GIVEN PROBLEM: Filter the records below down to lines containing "Lake".

=-=-=-=-=

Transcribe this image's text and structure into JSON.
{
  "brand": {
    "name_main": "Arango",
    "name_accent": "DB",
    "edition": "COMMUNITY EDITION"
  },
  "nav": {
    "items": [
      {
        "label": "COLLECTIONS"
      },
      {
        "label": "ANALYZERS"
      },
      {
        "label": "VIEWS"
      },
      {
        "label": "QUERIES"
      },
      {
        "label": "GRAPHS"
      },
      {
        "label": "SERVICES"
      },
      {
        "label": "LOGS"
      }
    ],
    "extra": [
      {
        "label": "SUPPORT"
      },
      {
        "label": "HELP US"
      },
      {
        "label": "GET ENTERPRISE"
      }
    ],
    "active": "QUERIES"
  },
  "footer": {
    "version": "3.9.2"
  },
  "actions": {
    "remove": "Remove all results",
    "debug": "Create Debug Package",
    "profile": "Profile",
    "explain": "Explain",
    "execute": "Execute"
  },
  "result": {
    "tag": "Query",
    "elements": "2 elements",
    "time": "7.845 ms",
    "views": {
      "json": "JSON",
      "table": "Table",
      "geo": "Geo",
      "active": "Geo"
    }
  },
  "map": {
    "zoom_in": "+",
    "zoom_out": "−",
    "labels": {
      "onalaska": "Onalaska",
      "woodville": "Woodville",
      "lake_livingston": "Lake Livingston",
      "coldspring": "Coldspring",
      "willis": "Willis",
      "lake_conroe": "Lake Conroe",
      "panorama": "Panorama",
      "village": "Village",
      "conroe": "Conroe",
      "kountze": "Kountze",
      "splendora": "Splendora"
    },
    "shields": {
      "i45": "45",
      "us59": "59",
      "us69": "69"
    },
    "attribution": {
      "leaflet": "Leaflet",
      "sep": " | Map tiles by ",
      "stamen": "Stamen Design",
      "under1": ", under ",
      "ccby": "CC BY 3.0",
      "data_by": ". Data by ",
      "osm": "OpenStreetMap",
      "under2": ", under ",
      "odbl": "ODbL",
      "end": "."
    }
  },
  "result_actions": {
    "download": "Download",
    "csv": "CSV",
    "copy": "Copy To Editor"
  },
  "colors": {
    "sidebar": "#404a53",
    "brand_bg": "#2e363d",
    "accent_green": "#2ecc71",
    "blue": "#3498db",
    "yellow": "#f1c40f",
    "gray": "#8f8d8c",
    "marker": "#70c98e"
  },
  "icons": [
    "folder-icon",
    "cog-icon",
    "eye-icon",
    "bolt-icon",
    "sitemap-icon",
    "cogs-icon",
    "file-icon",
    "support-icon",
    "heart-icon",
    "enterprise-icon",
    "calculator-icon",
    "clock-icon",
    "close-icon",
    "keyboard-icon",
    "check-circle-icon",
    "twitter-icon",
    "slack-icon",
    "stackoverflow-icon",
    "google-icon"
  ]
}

=-=-=-=-=

FULL ANSWER:
      "lake_livingston": "Lake Livingston",
      "lake_conroe": "Lake Conroe",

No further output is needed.